_Set task_
Give every entry again, word for word and in full.

_Records provided_
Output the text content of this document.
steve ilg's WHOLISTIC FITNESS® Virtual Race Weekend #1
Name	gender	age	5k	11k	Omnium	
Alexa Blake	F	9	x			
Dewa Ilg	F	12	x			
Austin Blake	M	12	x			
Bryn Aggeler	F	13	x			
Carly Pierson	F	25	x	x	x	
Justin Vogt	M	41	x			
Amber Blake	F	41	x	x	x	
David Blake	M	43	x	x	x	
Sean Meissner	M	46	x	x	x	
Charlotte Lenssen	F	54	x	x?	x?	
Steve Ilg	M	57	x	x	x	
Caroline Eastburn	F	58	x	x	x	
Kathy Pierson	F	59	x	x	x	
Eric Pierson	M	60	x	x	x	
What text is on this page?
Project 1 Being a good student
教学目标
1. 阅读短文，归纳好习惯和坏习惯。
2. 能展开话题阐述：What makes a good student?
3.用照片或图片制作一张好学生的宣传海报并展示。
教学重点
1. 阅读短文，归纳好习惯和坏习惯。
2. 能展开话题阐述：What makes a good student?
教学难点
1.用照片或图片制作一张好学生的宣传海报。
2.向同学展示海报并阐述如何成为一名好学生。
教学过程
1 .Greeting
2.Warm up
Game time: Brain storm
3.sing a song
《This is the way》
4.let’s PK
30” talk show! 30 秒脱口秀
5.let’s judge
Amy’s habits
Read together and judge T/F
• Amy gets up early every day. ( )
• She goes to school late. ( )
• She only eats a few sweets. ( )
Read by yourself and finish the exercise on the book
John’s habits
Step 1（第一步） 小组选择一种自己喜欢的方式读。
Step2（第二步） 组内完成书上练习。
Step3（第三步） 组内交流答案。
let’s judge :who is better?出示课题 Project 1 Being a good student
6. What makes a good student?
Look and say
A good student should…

_Result of the exercise_
Output the text content of this document.
steve ilg's WHOLISTIC FITNESS® Virtual Race Weekend #1
Name	gender	age	5k	11k	Omnium	
Alexa Blake	F	9	x			
Dewa Ilg	F	12	x			
Austin Blake	M	12	x			
Bryn Aggeler	F	13	x			
Carly Pierson	F	25	x	x	x	
Justin Vogt	M	41	x			
Amber Blake	F	41	x	x	x	
David Blake	M	43	x	x	x	
Sean Meissner	M	46	x	x	x	
Charlotte Lenssen	F	54	x	x?	x?	
Steve Ilg	M	57	x	x	x	
Caroline Eastburn	F	58	x	x	x	
Kathy Pierson	F	59	x	x	x	
Eric Pierson	M	60	x	x	x	
What text is on this page?
Project 1 Being a good student
教学目标
1. 阅读短文，归纳好习惯和坏习惯。
2. 能展开话题阐述：What makes a good student?
3.用照片或图片制作一张好学生的宣传海报并展示。
教学重点
1. 阅读短文，归纳好习惯和坏习惯。
2. 能展开话题阐述：What makes a good student?
教学难点
1.用照片或图片制作一张好学生的宣传海报。
2.向同学展示海报并阐述如何成为一名好学生。
教学过程
1 .Greeting
2.Warm up
Game time: Brain storm
3.sing a song
《This is the way》
4.let’s PK
30” talk show! 30 秒脱口秀
5.let’s judge
Amy’s habits
Read together and judge T/F
• Amy gets up early every day. ( )
• She goes to school late. ( )
• She only eats a few sweets. ( )
Read by yourself and finish the exercise on the book
John’s habits
Step 1（第一步） 小组选择一种自己喜欢的方式读。
Step2（第二步） 组内完成书上练习。
Step3（第三步） 组内交流答案。
let’s judge :who is better?出示课题 Project 1 Being a good student
6. What makes a good student?
Look and say
A good student should…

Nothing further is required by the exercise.